*Exercise directions*. Copy out all of the data below with no alterations.

[Excerpted data start]

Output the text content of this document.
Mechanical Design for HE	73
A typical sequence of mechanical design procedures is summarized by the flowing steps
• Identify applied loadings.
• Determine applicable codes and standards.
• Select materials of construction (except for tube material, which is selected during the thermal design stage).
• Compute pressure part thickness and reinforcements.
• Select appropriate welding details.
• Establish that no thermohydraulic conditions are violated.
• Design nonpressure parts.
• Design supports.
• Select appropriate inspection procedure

[Excerpted data end]

*Reply*.
Output the text content of this document.
Mechanical Design for HE	73
A typical sequence of mechanical design procedures is summarized by the flowing steps
• Identify applied loadings.
• Determine applicable codes and standards.
• Select materials of construction (except for tube material, which is selected during the thermal design stage).
• Compute pressure part thickness and reinforcements.
• Select appropriate welding details.
• Establish that no thermohydraulic conditions are violated.
• Design nonpressure parts.
• Design supports.
• Select appropriate inspection procedure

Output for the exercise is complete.